● Direction
Without changing a character, return the entries, but not the images they hold.

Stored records
----

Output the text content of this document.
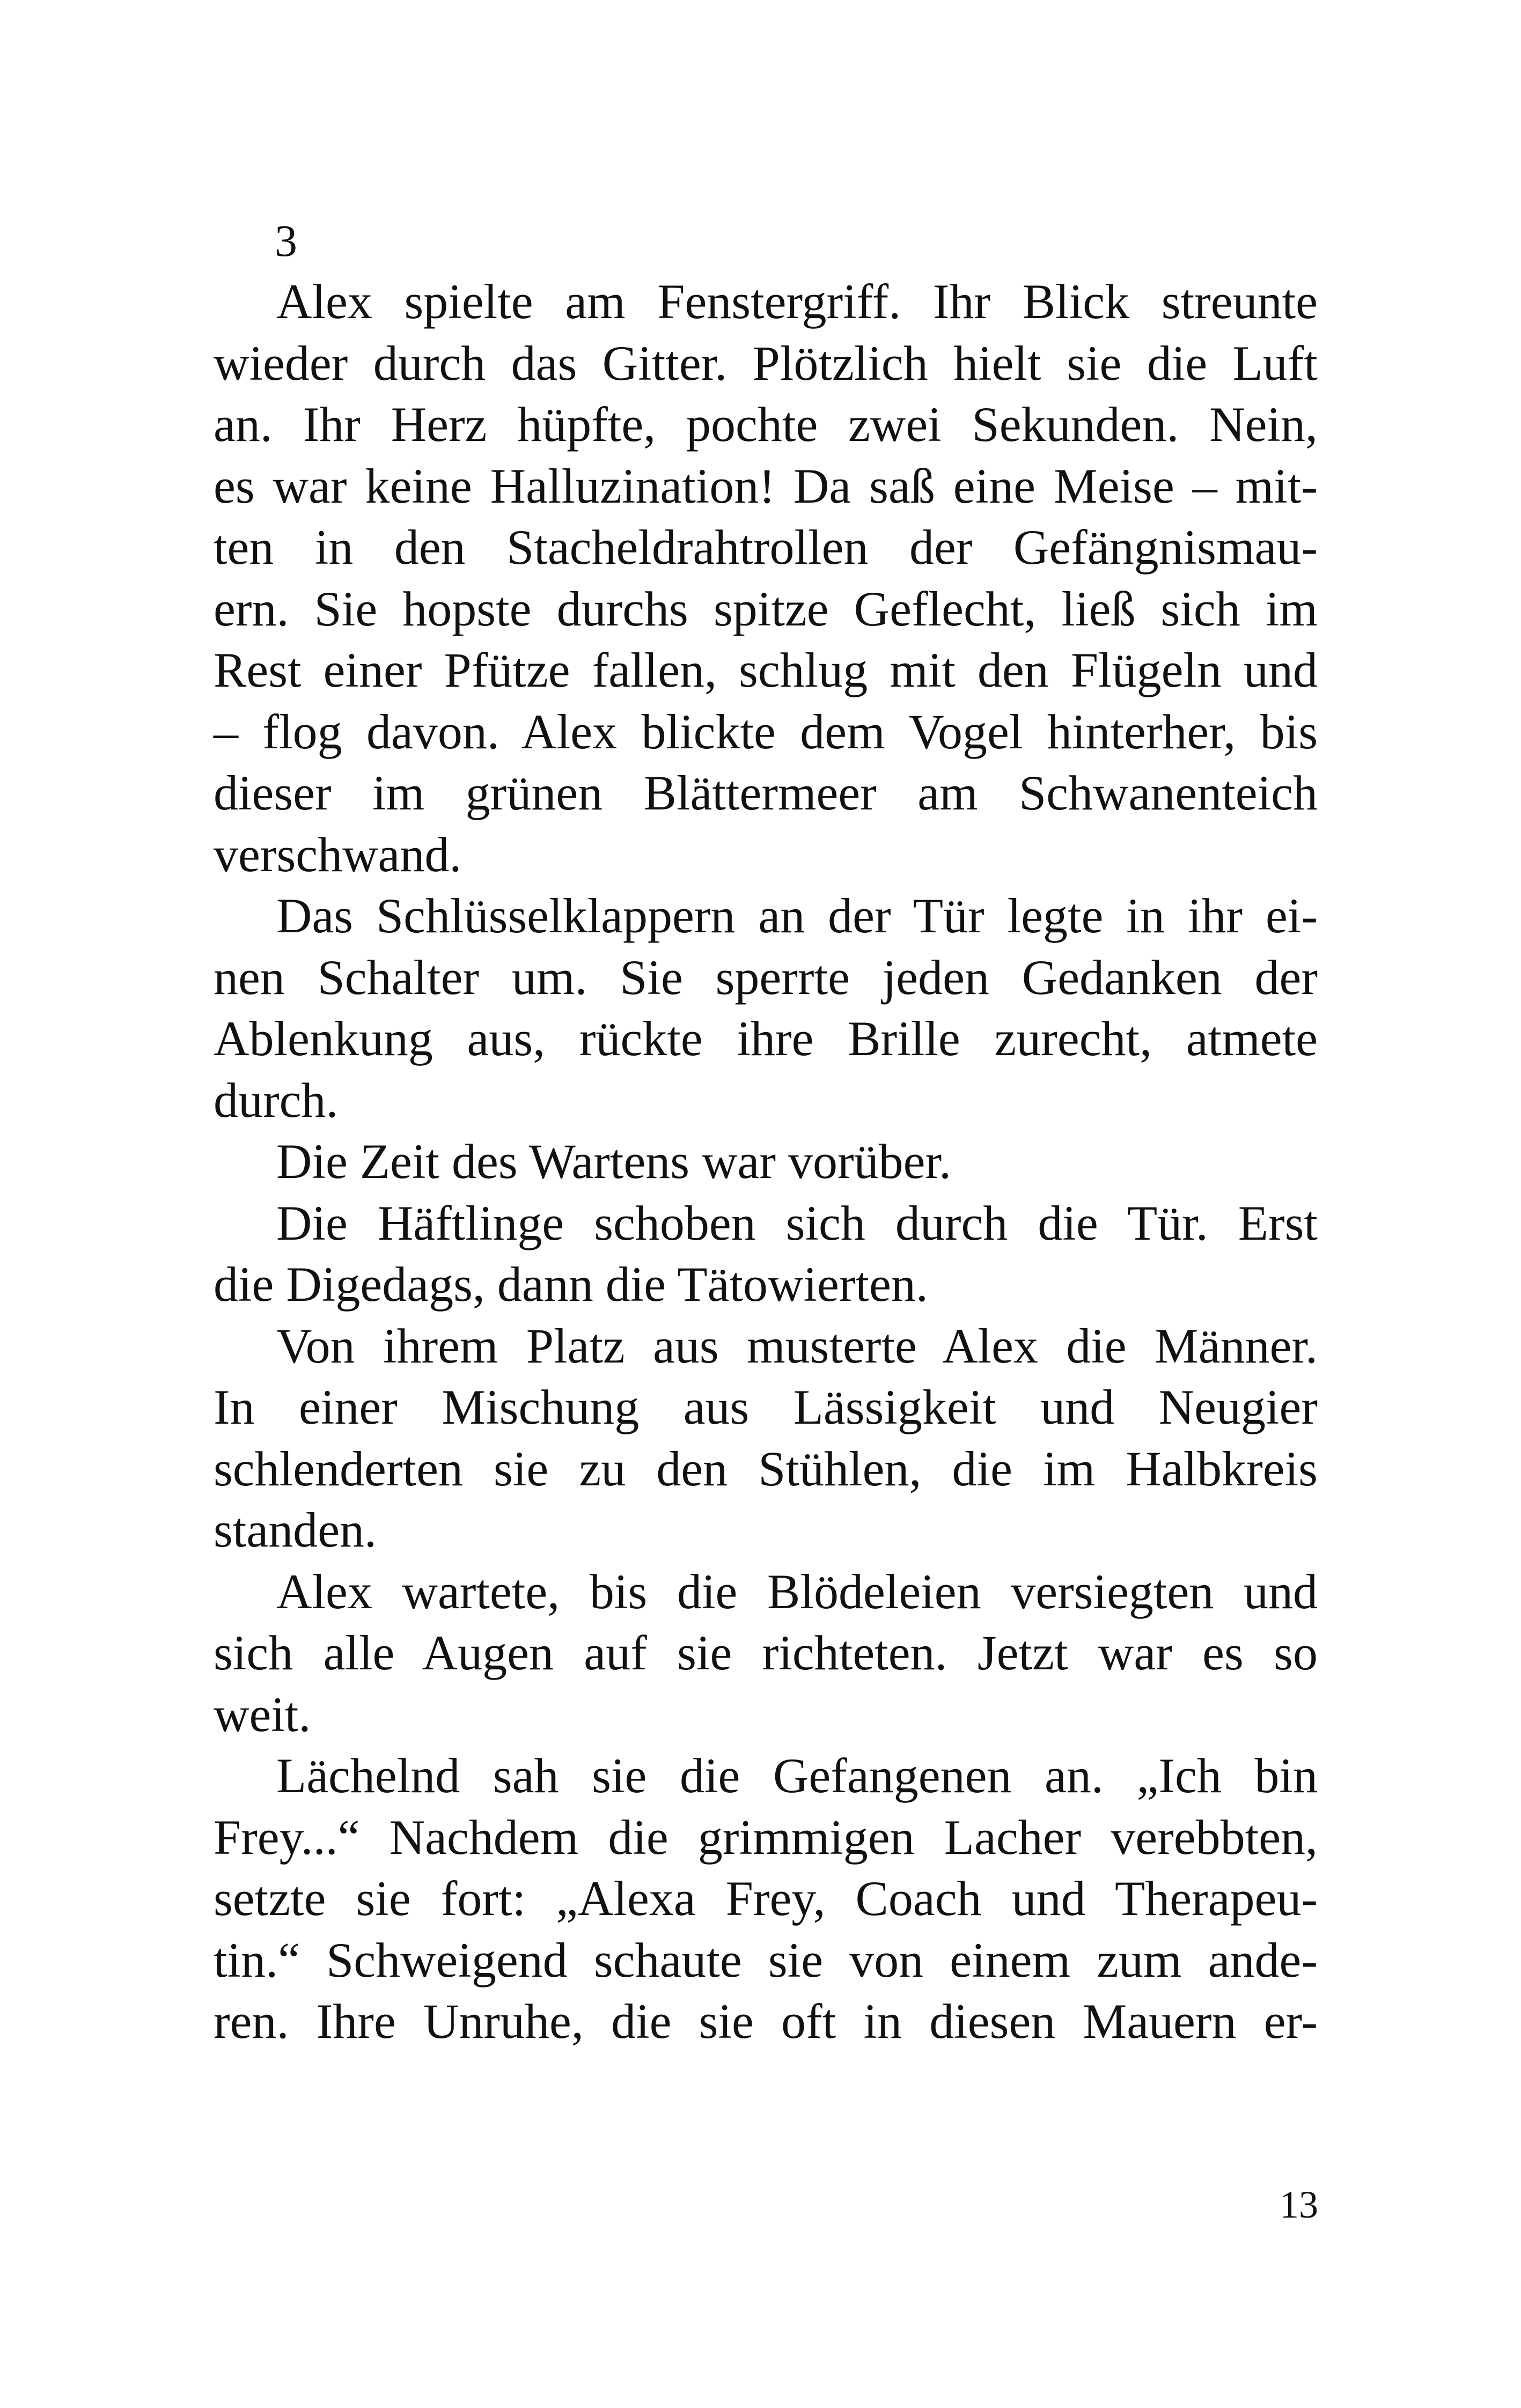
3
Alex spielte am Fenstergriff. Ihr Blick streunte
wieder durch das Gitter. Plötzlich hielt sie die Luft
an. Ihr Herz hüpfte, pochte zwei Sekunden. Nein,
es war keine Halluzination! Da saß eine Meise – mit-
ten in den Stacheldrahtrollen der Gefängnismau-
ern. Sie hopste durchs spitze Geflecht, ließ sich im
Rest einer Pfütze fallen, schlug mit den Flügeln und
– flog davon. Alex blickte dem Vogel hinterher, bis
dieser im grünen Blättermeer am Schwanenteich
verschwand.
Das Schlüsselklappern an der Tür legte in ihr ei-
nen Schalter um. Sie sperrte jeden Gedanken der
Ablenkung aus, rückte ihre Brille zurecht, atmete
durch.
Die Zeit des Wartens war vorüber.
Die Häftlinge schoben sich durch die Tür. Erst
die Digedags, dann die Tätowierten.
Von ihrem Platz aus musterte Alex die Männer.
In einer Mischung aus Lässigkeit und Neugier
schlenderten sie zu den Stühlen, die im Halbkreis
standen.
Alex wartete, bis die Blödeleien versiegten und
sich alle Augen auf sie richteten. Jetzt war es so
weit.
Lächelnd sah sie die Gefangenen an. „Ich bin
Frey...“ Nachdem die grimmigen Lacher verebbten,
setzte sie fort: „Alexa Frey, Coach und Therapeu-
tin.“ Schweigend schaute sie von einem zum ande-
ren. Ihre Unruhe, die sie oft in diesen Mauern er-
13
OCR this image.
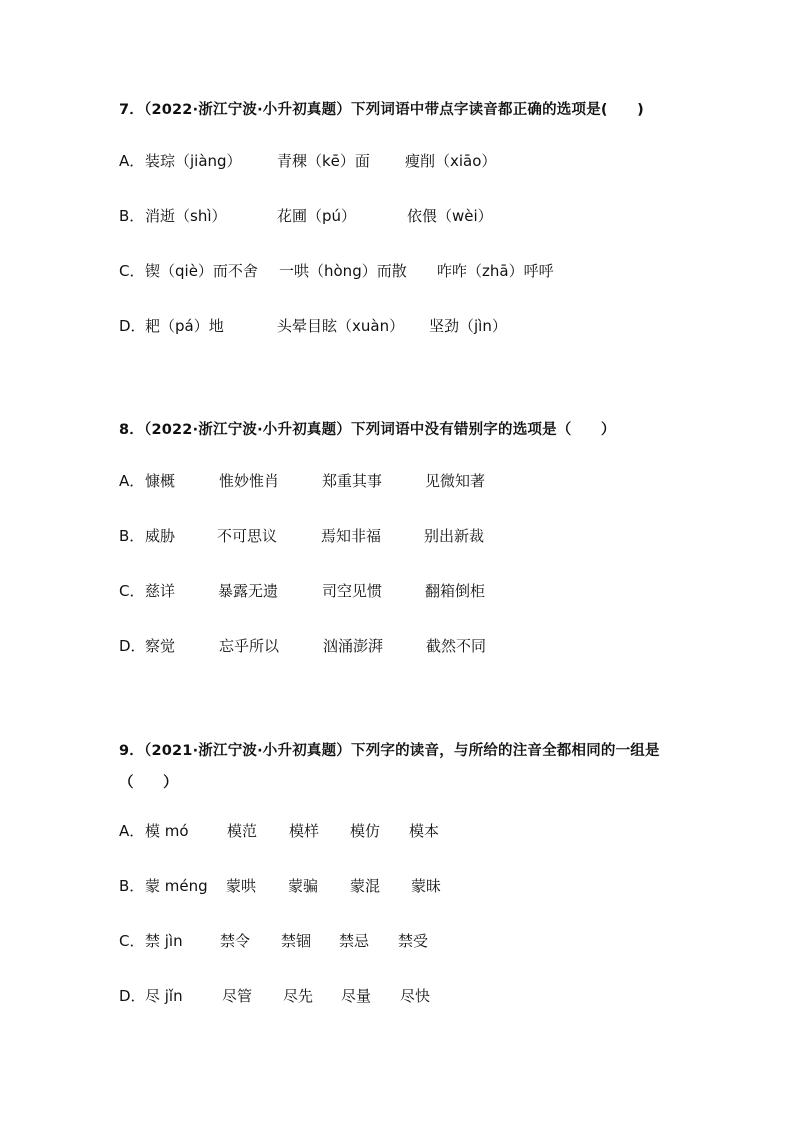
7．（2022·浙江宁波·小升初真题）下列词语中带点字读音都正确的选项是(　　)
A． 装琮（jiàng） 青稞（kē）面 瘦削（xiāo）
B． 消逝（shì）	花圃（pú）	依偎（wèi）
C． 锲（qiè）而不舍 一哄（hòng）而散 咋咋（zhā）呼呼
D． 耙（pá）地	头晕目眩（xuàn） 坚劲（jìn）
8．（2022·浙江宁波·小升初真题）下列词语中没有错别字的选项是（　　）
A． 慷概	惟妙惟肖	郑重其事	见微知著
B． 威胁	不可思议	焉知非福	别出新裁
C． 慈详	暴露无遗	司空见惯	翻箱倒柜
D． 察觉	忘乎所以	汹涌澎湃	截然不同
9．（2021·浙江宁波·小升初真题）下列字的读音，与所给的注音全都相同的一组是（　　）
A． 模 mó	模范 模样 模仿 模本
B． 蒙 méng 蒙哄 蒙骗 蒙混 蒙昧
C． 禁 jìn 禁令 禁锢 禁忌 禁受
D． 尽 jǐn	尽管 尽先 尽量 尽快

----

● Solution for this task
Output the text content of this document.
3
Alex spielte am Fenstergriff. Ihr Blick streunte
wieder durch das Gitter. Plötzlich hielt sie die Luft
an. Ihr Herz hüpfte, pochte zwei Sekunden. Nein,
es war keine Halluzination! Da saß eine Meise – mit-
ten in den Stacheldrahtrollen der Gefängnismau-
ern. Sie hopste durchs spitze Geflecht, ließ sich im
Rest einer Pfütze fallen, schlug mit den Flügeln und
– flog davon. Alex blickte dem Vogel hinterher, bis
dieser im grünen Blättermeer am Schwanenteich
verschwand.
Das Schlüsselklappern an der Tür legte in ihr ei-
nen Schalter um. Sie sperrte jeden Gedanken der
Ablenkung aus, rückte ihre Brille zurecht, atmete
durch.
Die Zeit des Wartens war vorüber.
Die Häftlinge schoben sich durch die Tür. Erst
die Digedags, dann die Tätowierten.
Von ihrem Platz aus musterte Alex die Männer.
In einer Mischung aus Lässigkeit und Neugier
schlenderten sie zu den Stühlen, die im Halbkreis
standen.
Alex wartete, bis die Blödeleien versiegten und
sich alle Augen auf sie richteten. Jetzt war es so
weit.
Lächelnd sah sie die Gefangenen an. „Ich bin
Frey...“ Nachdem die grimmigen Lacher verebbten,
setzte sie fort: „Alexa Frey, Coach und Therapeu-
tin.“ Schweigend schaute sie von einem zum ande-
ren. Ihre Unruhe, die sie oft in diesen Mauern er-
13
OCR this image.
7．（2022·浙江宁波·小升初真题）下列词语中带点字读音都正确的选项是(　　)
A． 装琮（jiàng） 青稞（kē）面 瘦削（xiāo）
B． 消逝（shì）	花圃（pú）	依偎（wèi）
C． 锲（qiè）而不舍 一哄（hòng）而散 咋咋（zhā）呼呼
D． 耙（pá）地	头晕目眩（xuàn） 坚劲（jìn）
8．（2022·浙江宁波·小升初真题）下列词语中没有错别字的选项是（　　）
A． 慷概	惟妙惟肖	郑重其事	见微知著
B． 威胁	不可思议	焉知非福	别出新裁
C． 慈详	暴露无遗	司空见惯	翻箱倒柜
D． 察觉	忘乎所以	汹涌澎湃	截然不同
9．（2021·浙江宁波·小升初真题）下列字的读音，与所给的注音全都相同的一组是（　　）
A． 模 mó	模范 模样 模仿 模本
B． 蒙 méng 蒙哄 蒙骗 蒙混 蒙昧
C． 禁 jìn 禁令 禁锢 禁忌 禁受
D． 尽 jǐn	尽管 尽先 尽量 尽快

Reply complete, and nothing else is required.